WHAT NEEDS TO BE DONE » Output all the entries word for word. Omit the pictures.

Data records
####

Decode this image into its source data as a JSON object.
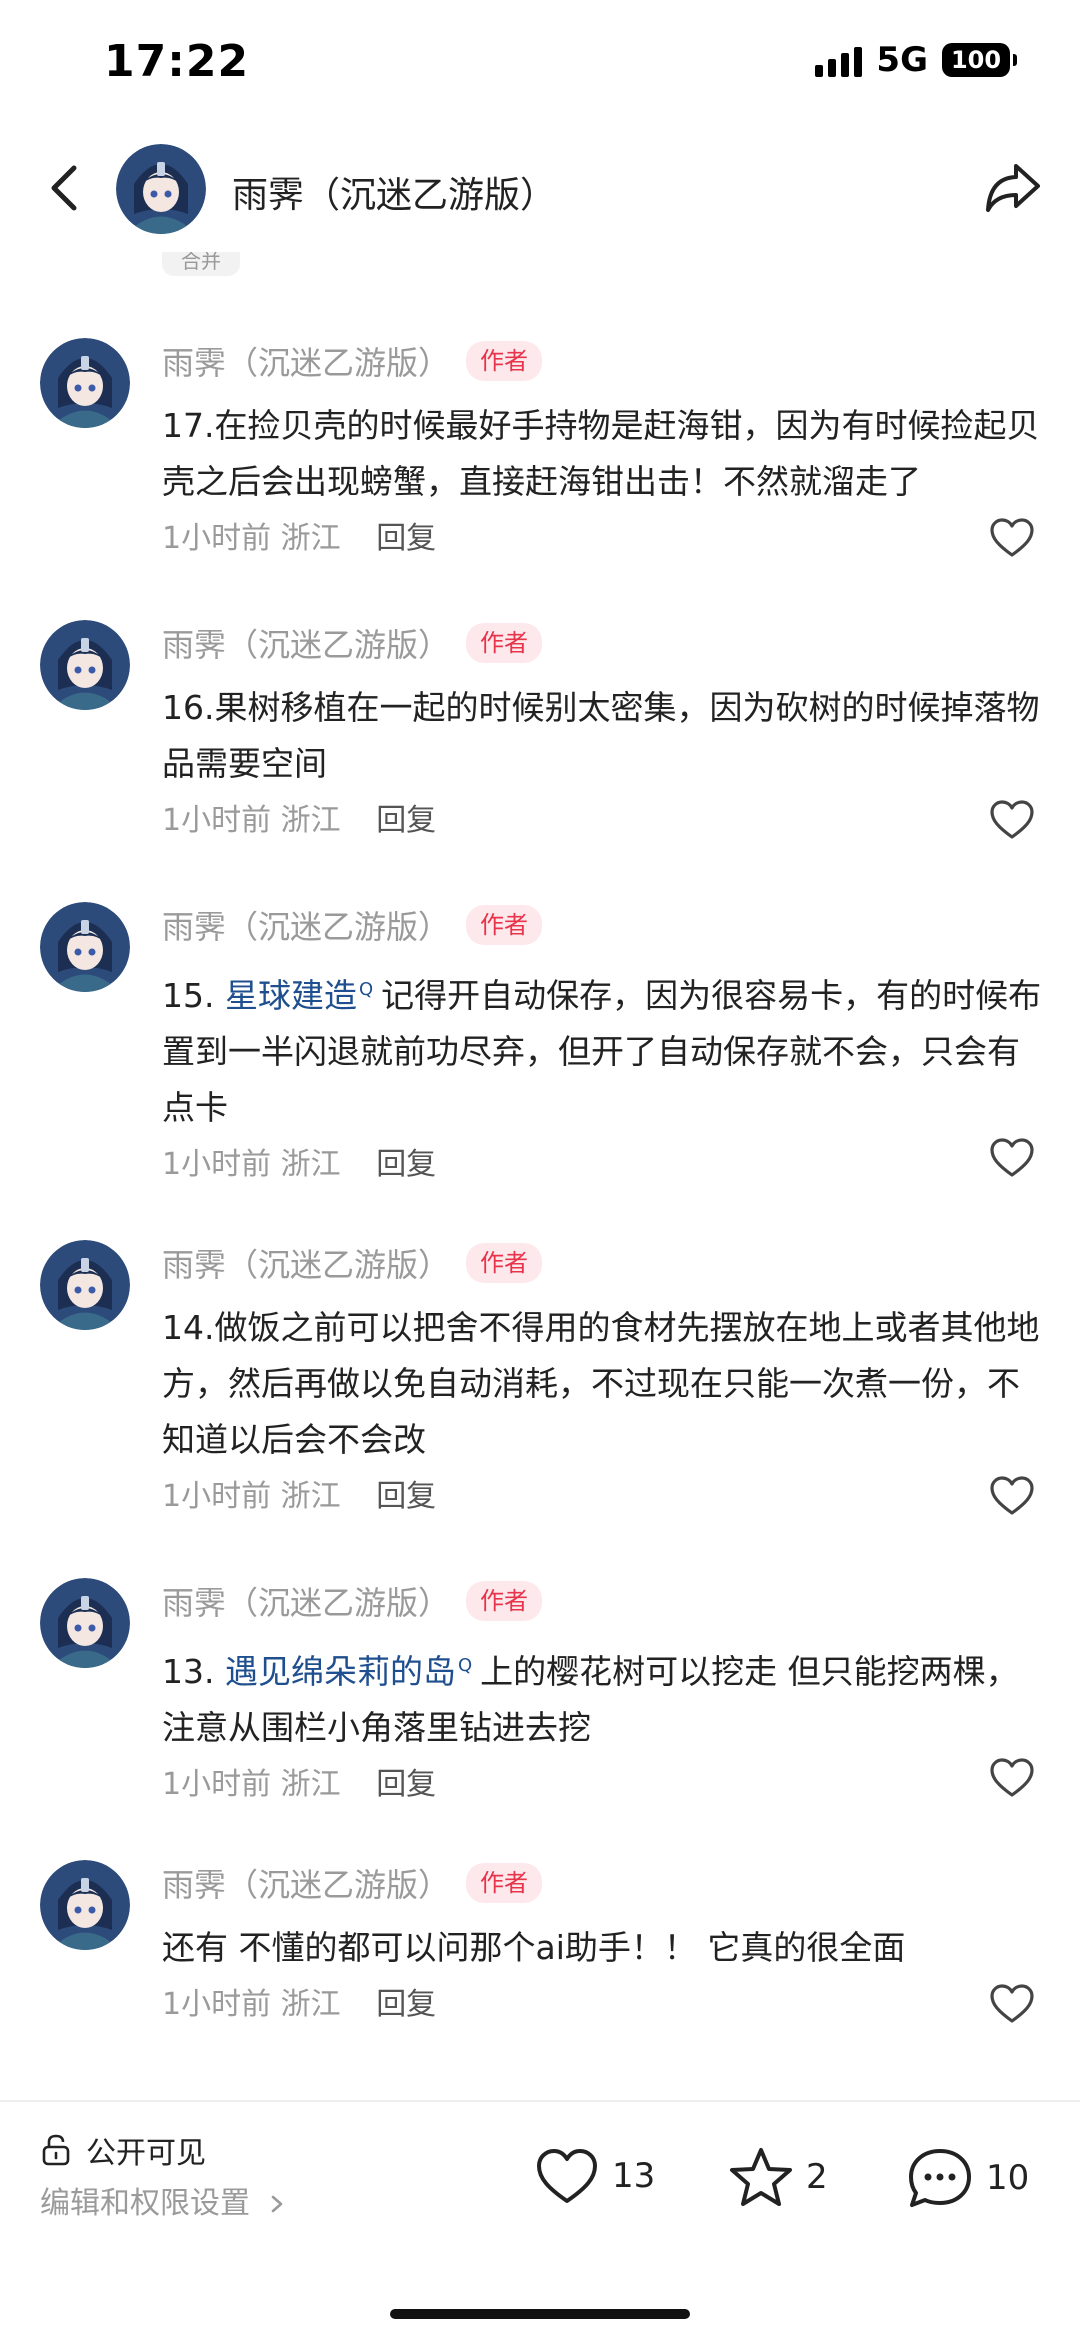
{
  "status_bar": {
    "time": "17:22",
    "network": "5G",
    "battery": "100"
  },
  "header": {
    "title": "雨霁（沉迷乙游版）"
  },
  "collapsed_label": "合并",
  "comments": [
    {
      "name": "雨霁（沉迷乙游版）",
      "badge": "作者",
      "text": "17.在捡贝壳的时候最好手持物是赶海钳，因为有时候捡起贝壳之后会出现螃蟹，直接赶海钳出击！不然就溜走了",
      "time": "1小时前",
      "location": "浙江",
      "reply": "回复"
    },
    {
      "name": "雨霁（沉迷乙游版）",
      "badge": "作者",
      "text": "16.果树移植在一起的时候别太密集，因为砍树的时候掉落物品需要空间",
      "time": "1小时前",
      "location": "浙江",
      "reply": "回复"
    },
    {
      "name": "雨霁（沉迷乙游版）",
      "badge": "作者",
      "prefix": "15. ",
      "link": "星球建造",
      "text": "记得开自动保存，因为很容易卡，有的时候布置到一半闪退就前功尽弃，但开了自动保存就不会，只会有点卡",
      "time": "1小时前",
      "location": "浙江",
      "reply": "回复"
    },
    {
      "name": "雨霁（沉迷乙游版）",
      "badge": "作者",
      "text": "14.做饭之前可以把舍不得用的食材先摆放在地上或者其他地方，然后再做以免自动消耗，不过现在只能一次煮一份，不知道以后会不会改",
      "time": "1小时前",
      "location": "浙江",
      "reply": "回复"
    },
    {
      "name": "雨霁（沉迷乙游版）",
      "badge": "作者",
      "prefix": "13. ",
      "link": "遇见绵朵莉的岛",
      "text": "上的樱花树可以挖走 但只能挖两棵，注意从围栏小角落里钻进去挖",
      "time": "1小时前",
      "location": "浙江",
      "reply": "回复"
    },
    {
      "name": "雨霁（沉迷乙游版）",
      "badge": "作者",
      "text": "还有 不懂的都可以问那个ai助手！！ 它真的很全面",
      "time": "1小时前",
      "location": "浙江",
      "reply": "回复"
    }
  ],
  "bottom_bar": {
    "visibility": "公开可见",
    "permission": "编辑和权限设置",
    "likes": "13",
    "favorites": "2",
    "comments": "10"
  },
  "colors": {
    "author_badge_text": "#e8334a",
    "author_badge_bg": "#fde9ec",
    "link": "#1f4f8f"
  },
  "icons": [
    "back-icon",
    "share-icon",
    "heart-icon",
    "lock-icon",
    "chevron-right-icon",
    "star-icon",
    "comment-bubble-icon"
  ]
}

####

EXERCISE ANSWER »
Decode this image into its source data as a JSON object.
{
  "status_bar": {
    "time": "17:22",
    "network": "5G",
    "battery": "100"
  },
  "header": {
    "title": "雨霁（沉迷乙游版）"
  },
  "collapsed_label": "合并",
  "comments": [
    {
      "name": "雨霁（沉迷乙游版）",
      "badge": "作者",
      "text": "17.在捡贝壳的时候最好手持物是赶海钳，因为有时候捡起贝壳之后会出现螃蟹，直接赶海钳出击！不然就溜走了",
      "time": "1小时前",
      "location": "浙江",
      "reply": "回复"
    },
    {
      "name": "雨霁（沉迷乙游版）",
      "badge": "作者",
      "text": "16.果树移植在一起的时候别太密集，因为砍树的时候掉落物品需要空间",
      "time": "1小时前",
      "location": "浙江",
      "reply": "回复"
    },
    {
      "name": "雨霁（沉迷乙游版）",
      "badge": "作者",
      "prefix": "15. ",
      "link": "星球建造",
      "text": "记得开自动保存，因为很容易卡，有的时候布置到一半闪退就前功尽弃，但开了自动保存就不会，只会有点卡",
      "time": "1小时前",
      "location": "浙江",
      "reply": "回复"
    },
    {
      "name": "雨霁（沉迷乙游版）",
      "badge": "作者",
      "text": "14.做饭之前可以把舍不得用的食材先摆放在地上或者其他地方，然后再做以免自动消耗，不过现在只能一次煮一份，不知道以后会不会改",
      "time": "1小时前",
      "location": "浙江",
      "reply": "回复"
    },
    {
      "name": "雨霁（沉迷乙游版）",
      "badge": "作者",
      "prefix": "13. ",
      "link": "遇见绵朵莉的岛",
      "text": "上的樱花树可以挖走 但只能挖两棵，注意从围栏小角落里钻进去挖",
      "time": "1小时前",
      "location": "浙江",
      "reply": "回复"
    },
    {
      "name": "雨霁（沉迷乙游版）",
      "badge": "作者",
      "text": "还有 不懂的都可以问那个ai助手！！ 它真的很全面",
      "time": "1小时前",
      "location": "浙江",
      "reply": "回复"
    }
  ],
  "bottom_bar": {
    "visibility": "公开可见",
    "permission": "编辑和权限设置",
    "likes": "13",
    "favorites": "2",
    "comments": "10"
  },
  "colors": {
    "author_badge_text": "#e8334a",
    "author_badge_bg": "#fde9ec",
    "link": "#1f4f8f"
  },
  "icons": [
    "back-icon",
    "share-icon",
    "heart-icon",
    "lock-icon",
    "chevron-right-icon",
    "star-icon",
    "comment-bubble-icon"
  ]
}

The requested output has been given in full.